Complete the following ▸
(a) Reproduce the passage of the Open MPI thread between "MPIR was broken" and "with a fix.", inclusive.
(b) According to the Open MPI thread, what caused MPIR to break in version 4.0.1?
(c) List every email address that appears in the Open MPI thread.

Source ▸
________________________________________
I think you are hitting this issue here in 4.0.1:

https://github.com/open-mpi/ompi/issues/6613

MPIR was broken in 4.0.1 due to a race condition in PMIx. It was patched,
it looks to me, for 4.0.2. Here is the openpmix issue:
https://github.com/openpmix/openpmix/issues/1189

I think this lines up - 4.0.2 should be good with a fix.



From:   John DelSignore <jdelsign...@perforce.com>
To:     Open MPI Developers <devel@lists.open-mpi.org>
Cc:     Austen W Lauria <awlau...@us.ibm.com>, devel
            <devel-boun...@lists.open-mpi.org>
Date:   11/12/2019 02:25 PM
Subject:        [EXTERNAL] Re: [OMPI devel] Open MPI v4.0.1: Process is hanging
            inside MPI_Init() when debugged with TotalView



Hi Austen,


Thanks for the reply. What I am seeing is consistent with your thought, in
that when I see the hang, one or more processes did not have a flag
updated. I don't understand how the Open MPI code works well enough to say
if it is a memory barrier problem or not. It almost looks like a event
delivery or dropped event problem to me.
________________________________________
Extracted data ▸
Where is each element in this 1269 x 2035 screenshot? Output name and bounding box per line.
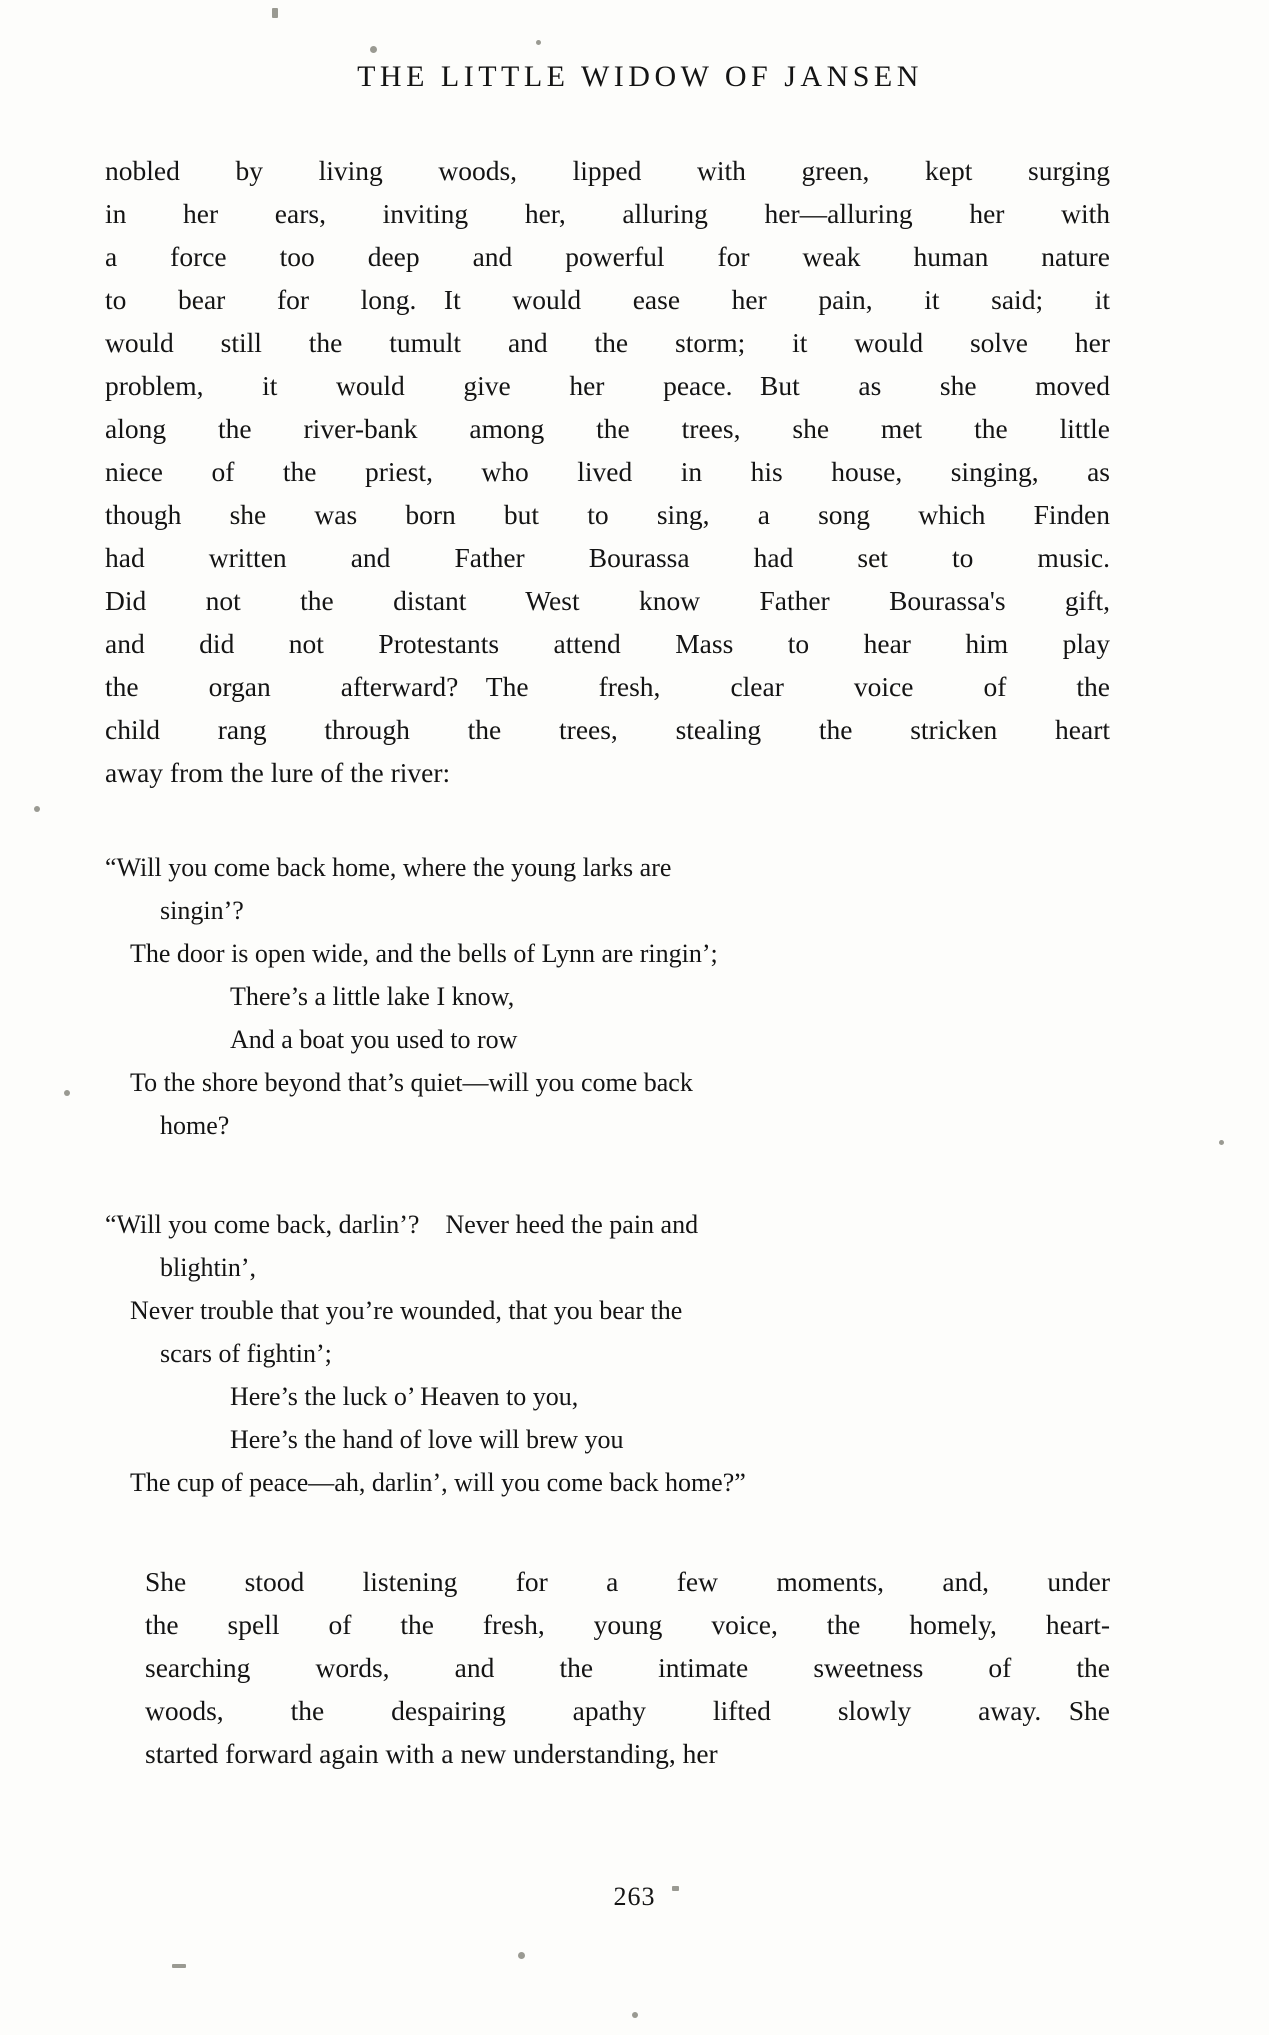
paragraph-closing bbox=[105, 1560, 1110, 1775]
scan-speck bbox=[272, 8, 278, 18]
verse-line: singin’? bbox=[160, 896, 244, 925]
verse-line: Here’s the hand of love will brew you bbox=[230, 1425, 624, 1454]
verse-line: Here’s the luck o’ Heaven to you, bbox=[230, 1382, 579, 1411]
scan-speck bbox=[536, 40, 541, 45]
scan-speck bbox=[632, 2012, 638, 2018]
verse-line: blightin’, bbox=[160, 1253, 257, 1282]
text-line: a force too deep and powerful for weak human nature bbox=[105, 241, 1110, 272]
verse-line: And a boat you used to row bbox=[230, 1025, 518, 1054]
text-line: and did not Protestants attend Mass to hear him play bbox=[105, 628, 1110, 659]
verse-line: scars of fightin’; bbox=[160, 1339, 332, 1368]
verse-stanza-1 bbox=[105, 846, 1115, 1147]
text-line: the spell of the fresh, young voice, the homely, heart- bbox=[145, 1609, 1110, 1640]
text-line: woods, the despairing apathy lifted slowly away. She bbox=[145, 1695, 1110, 1726]
text-line: along the river-bank among the trees, she met the little bbox=[105, 413, 1110, 444]
verse-line: Never trouble that you’re wounded, that you bear the bbox=[130, 1296, 683, 1325]
text-line: She stood listening for a few moments, and, under bbox=[145, 1566, 1110, 1597]
text-line: the organ afterward? The fresh, clear voice of the bbox=[105, 671, 1110, 702]
verse-line: There’s a little lake I know, bbox=[230, 982, 515, 1011]
verse-gap bbox=[105, 1147, 1165, 1203]
text-line: niece of the priest, who lived in his house, singing, as bbox=[105, 456, 1110, 487]
text-line: to bear for long. It would ease her pain, it said; it bbox=[105, 284, 1110, 315]
verse-gap bbox=[105, 794, 1165, 846]
page-content bbox=[105, 60, 1165, 1775]
scan-speck bbox=[1219, 1140, 1224, 1145]
text-line: searching words, and the intimate sweetness of the bbox=[145, 1652, 1110, 1683]
text-line: started forward again with a new understanding, her bbox=[145, 1738, 718, 1769]
verse-line: “Will you come back, darlin’? Never heed the pain and bbox=[105, 1210, 699, 1239]
verse-line: “Will you come back home, where the young larks are bbox=[105, 853, 672, 882]
verse-line: The door is open wide, and the bells of Lynn are ringin’; bbox=[130, 939, 718, 968]
scan-speck bbox=[518, 1952, 525, 1959]
text-line: away from the lure of the river: bbox=[105, 757, 451, 788]
scan-speck bbox=[172, 1964, 186, 1968]
text-line: problem, it would give her peace. But as she moved bbox=[105, 370, 1110, 401]
scan-speck bbox=[34, 806, 40, 812]
text-line: in her ears, inviting her, alluring her—alluring her with bbox=[105, 198, 1110, 229]
running-head: THE LITTLE WIDOW OF JANSEN bbox=[357, 60, 923, 93]
text-line: would still the tumult and the storm; it would solve her bbox=[105, 327, 1110, 358]
verse-line: The cup of peace—ah, darlin’, will you come back home?” bbox=[130, 1468, 746, 1497]
text-line: nobled by living woods, lipped with green, kept surging bbox=[105, 155, 1110, 186]
text-line: had written and Father Bourassa had set to music. bbox=[105, 542, 1110, 573]
text-line: child rang through the trees, stealing the stricken heart bbox=[105, 714, 1110, 745]
verse-line: To the shore beyond that’s quiet—will you come back bbox=[130, 1068, 693, 1097]
text-line: though she was born but to sing, a song which Finden bbox=[105, 499, 1110, 530]
text-line: Did not the distant West know Father Bourassa's gift, bbox=[105, 585, 1110, 616]
scan-speck bbox=[64, 1090, 70, 1096]
paragraph-gap bbox=[105, 1504, 1165, 1560]
scan-speck bbox=[370, 46, 377, 53]
page-number: 263 bbox=[613, 1882, 656, 1911]
verse-stanza-2 bbox=[105, 1203, 1115, 1504]
paragraph-opening bbox=[105, 149, 1110, 794]
verse-line: home? bbox=[160, 1111, 230, 1140]
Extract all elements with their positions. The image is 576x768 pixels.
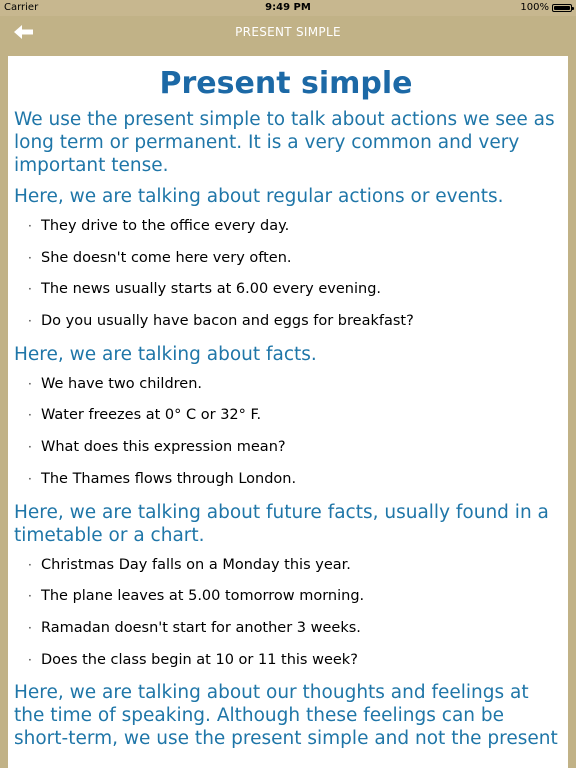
nav-title: PRESENT SIMPLE [235,25,341,39]
section-heading: Here, we are talking about our thoughts and feelings at the time of speaking. Although these feelings can be short-term, we use the present simple and not the present [14,682,558,750]
example-item [14,216,558,236]
example-text: What does this expression mean? [41,439,286,456]
section-heading: Here, we are talking about regular actions or events. [14,186,504,207]
example-list [14,555,558,670]
bullet-icon: · [28,589,32,604]
example-text: We have two children. [41,375,203,392]
example-item [14,437,558,457]
example-text: The Thames flows through London. [41,470,297,487]
bullet-icon: · [28,557,32,572]
bullet-icon: · [28,652,32,667]
example-text: They drive to the office every day. [41,218,290,234]
bullet-icon: · [28,620,32,635]
example-item [14,469,558,489]
section-heading: Here, we are talking about facts. [14,343,317,365]
article-title: Present simple [159,66,413,101]
bullet-icon: · [28,440,32,455]
example-text: The plane leaves at 5.00 tomorrow morning. [41,588,365,605]
example-text: Ramadan doesn't start for another 3 weeks. [41,619,361,636]
carrier-label: Carrier [4,2,39,13]
example-item [14,555,558,575]
example-list [14,216,558,331]
sections-container [14,185,558,750]
example-item [14,405,558,425]
article-content[interactable] [8,56,568,768]
navigation-bar [0,16,576,48]
example-text: Does the class begin at 10 or 11 this week? [41,651,358,668]
example-item [14,374,558,394]
example-text: Christmas Day falls on a Monday this year. [41,556,351,573]
bullet-icon: · [28,314,32,329]
battery-indicator [520,0,572,16]
example-item [14,311,558,331]
clock: 9:49 PM [265,2,311,13]
intro-paragraph: We use the present simple to talk about actions we see as long term or permanent. It is a very common and very important tense. [14,109,555,176]
example-item [14,279,558,299]
bullet-icon: · [28,376,32,391]
example-item [14,586,558,606]
bullet-icon: · [28,408,32,423]
example-text: Water freezes at 0° C or 32° F. [41,407,262,424]
example-text: She doesn't come here very often. [41,249,292,266]
bullet-icon: · [28,219,32,233]
bullet-icon: · [28,250,32,265]
bullet-icon: · [28,471,32,486]
example-item [14,618,558,638]
example-text: Do you usually have bacon and eggs for breakfast? [41,313,414,330]
example-item [14,650,558,670]
section-heading: Here, we are talking about future facts, usually found in a timetable or a chart. [14,501,549,546]
example-text: The news usually starts at 6.00 every evening. [41,281,382,298]
battery-icon [552,4,572,12]
example-list [14,374,558,489]
status-bar [0,0,576,16]
bullet-icon: · [28,282,32,297]
example-item [14,248,558,268]
battery-percent: 100% [520,2,549,13]
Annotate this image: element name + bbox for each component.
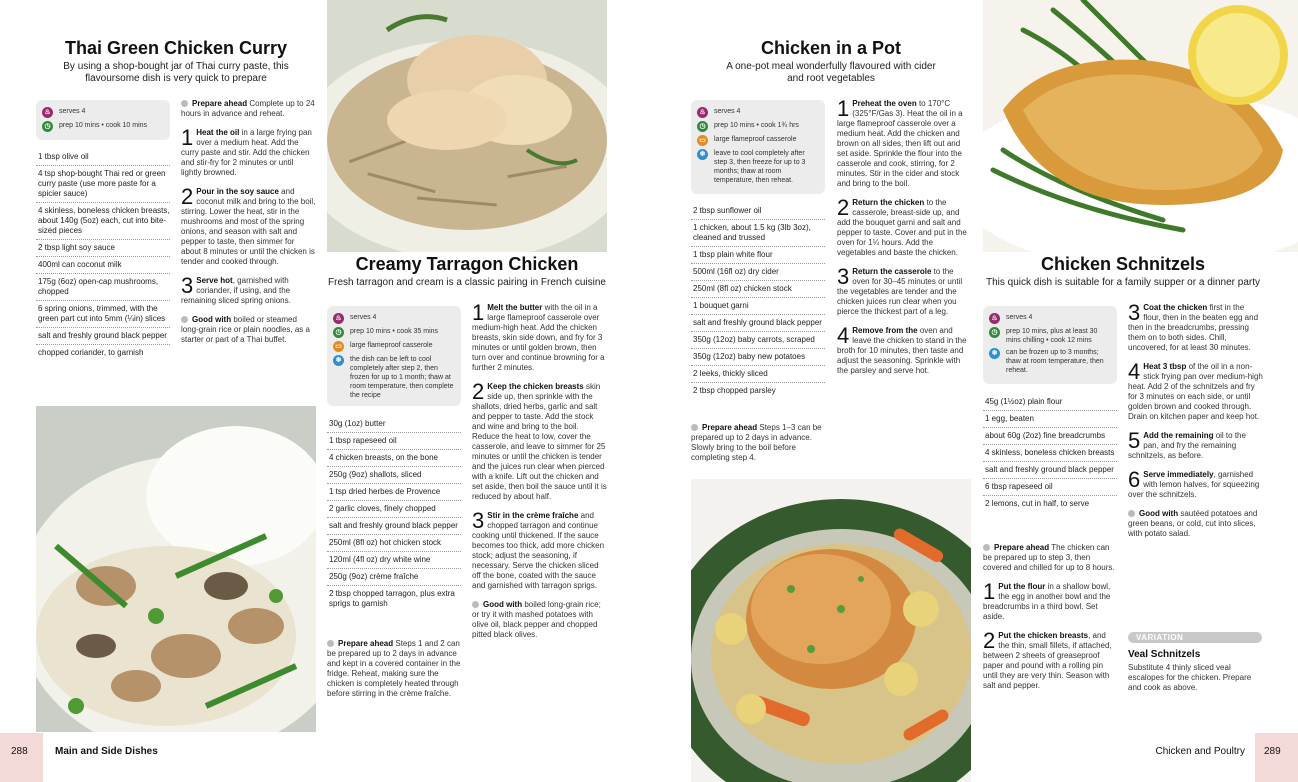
________________________________________
Responses to the tasks ▸
(a)
MPIR was broken in 4.0.1 due to a race condition in PMIx. It was patched,
it looks to me, for 4.0.2. Here is the openpmix issue:
https://github.com/openpmix/openpmix/issues/1189

I think this lines up - 4.0.2 should be good with a fix.

(b) A race condition in PMIx.

(c)
- jdelsign...@perforce.com
- devel@lists.open-mpi.org
- awlau...@us.ibm.com
- devel-boun...@lists.open-mpi.org